*** LISTED RECORDS ***
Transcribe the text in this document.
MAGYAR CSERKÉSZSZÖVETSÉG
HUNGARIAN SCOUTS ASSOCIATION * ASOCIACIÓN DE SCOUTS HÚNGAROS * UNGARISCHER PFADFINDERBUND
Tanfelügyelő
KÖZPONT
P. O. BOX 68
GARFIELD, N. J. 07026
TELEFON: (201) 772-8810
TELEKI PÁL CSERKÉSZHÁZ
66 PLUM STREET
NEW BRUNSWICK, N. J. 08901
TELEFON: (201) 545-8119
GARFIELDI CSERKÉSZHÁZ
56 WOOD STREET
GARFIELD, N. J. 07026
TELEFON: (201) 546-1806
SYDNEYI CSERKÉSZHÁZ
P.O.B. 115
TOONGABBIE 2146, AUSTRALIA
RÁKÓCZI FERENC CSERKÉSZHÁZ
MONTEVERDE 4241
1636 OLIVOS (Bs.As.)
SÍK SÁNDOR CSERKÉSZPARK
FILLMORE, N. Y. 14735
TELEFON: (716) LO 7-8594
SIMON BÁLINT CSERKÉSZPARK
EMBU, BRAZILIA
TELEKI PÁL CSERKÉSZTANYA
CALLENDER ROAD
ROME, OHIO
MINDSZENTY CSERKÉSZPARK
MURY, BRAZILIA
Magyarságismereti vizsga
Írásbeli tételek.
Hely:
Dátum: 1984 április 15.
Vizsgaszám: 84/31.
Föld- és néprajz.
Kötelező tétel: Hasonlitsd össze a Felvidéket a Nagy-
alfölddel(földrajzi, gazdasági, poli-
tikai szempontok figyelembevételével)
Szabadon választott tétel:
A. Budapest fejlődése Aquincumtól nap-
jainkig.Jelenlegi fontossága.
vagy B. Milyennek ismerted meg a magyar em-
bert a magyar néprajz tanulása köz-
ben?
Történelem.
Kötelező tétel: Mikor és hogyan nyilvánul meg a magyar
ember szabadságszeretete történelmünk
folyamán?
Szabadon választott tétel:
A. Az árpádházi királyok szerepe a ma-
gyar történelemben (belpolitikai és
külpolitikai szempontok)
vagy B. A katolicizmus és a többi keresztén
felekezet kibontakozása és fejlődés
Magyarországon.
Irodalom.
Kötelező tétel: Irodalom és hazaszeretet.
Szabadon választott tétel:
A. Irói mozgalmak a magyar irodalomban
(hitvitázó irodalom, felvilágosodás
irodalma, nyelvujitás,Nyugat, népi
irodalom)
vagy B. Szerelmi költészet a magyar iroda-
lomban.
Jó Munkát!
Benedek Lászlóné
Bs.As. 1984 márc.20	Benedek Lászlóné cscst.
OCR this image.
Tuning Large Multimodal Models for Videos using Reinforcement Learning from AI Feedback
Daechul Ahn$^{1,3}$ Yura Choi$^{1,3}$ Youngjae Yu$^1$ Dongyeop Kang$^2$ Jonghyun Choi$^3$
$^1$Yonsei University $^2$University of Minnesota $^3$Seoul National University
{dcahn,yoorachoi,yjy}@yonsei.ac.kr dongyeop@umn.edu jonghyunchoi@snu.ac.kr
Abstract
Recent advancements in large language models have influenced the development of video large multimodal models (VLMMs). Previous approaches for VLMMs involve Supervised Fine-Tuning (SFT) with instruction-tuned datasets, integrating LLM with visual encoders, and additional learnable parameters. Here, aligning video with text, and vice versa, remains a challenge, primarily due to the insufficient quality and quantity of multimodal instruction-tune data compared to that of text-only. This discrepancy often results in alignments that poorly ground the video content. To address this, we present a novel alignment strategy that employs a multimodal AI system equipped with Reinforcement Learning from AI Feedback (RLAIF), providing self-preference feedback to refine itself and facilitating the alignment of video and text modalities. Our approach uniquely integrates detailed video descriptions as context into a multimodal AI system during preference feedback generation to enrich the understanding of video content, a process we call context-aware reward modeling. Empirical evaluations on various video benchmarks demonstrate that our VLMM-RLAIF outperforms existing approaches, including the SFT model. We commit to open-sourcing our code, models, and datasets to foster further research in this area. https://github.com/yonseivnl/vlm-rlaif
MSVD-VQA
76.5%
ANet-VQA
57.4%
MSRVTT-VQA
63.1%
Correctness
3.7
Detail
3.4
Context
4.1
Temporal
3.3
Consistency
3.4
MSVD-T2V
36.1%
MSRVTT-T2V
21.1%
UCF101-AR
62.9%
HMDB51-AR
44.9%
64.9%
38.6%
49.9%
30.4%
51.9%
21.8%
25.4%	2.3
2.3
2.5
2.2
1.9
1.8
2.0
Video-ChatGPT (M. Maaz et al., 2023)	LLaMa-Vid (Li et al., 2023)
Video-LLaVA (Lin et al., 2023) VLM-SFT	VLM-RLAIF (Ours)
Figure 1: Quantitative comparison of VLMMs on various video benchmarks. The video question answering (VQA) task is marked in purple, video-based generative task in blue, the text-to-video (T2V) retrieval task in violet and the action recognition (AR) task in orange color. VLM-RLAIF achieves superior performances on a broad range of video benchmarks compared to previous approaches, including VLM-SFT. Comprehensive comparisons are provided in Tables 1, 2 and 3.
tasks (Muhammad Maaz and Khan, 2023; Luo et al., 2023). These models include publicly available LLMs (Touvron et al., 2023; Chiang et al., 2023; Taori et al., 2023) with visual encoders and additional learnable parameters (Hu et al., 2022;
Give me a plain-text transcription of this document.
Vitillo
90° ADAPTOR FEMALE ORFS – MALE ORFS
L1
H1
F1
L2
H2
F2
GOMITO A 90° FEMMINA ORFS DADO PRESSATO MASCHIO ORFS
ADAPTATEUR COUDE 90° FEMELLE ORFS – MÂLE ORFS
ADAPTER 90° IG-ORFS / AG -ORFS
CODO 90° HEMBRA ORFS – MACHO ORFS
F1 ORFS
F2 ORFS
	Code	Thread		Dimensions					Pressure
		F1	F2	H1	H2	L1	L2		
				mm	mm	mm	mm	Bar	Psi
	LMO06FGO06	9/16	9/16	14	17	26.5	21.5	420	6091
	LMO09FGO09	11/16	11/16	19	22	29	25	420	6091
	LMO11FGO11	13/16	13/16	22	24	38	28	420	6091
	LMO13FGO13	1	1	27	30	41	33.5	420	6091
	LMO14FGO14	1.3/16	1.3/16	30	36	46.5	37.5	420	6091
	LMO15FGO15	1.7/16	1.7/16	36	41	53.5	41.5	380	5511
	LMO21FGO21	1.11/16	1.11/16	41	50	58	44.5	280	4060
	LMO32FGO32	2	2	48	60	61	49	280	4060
***
EXERCISE BRIEF »
Scan the material above. Return every line containing the string "CSERKÉSZPARK".

FINAL RESULT »
SÍK SÁNDOR CSERKÉSZPARK
SIMON BÁLINT CSERKÉSZPARK
MINDSZENTY CSERKÉSZPARK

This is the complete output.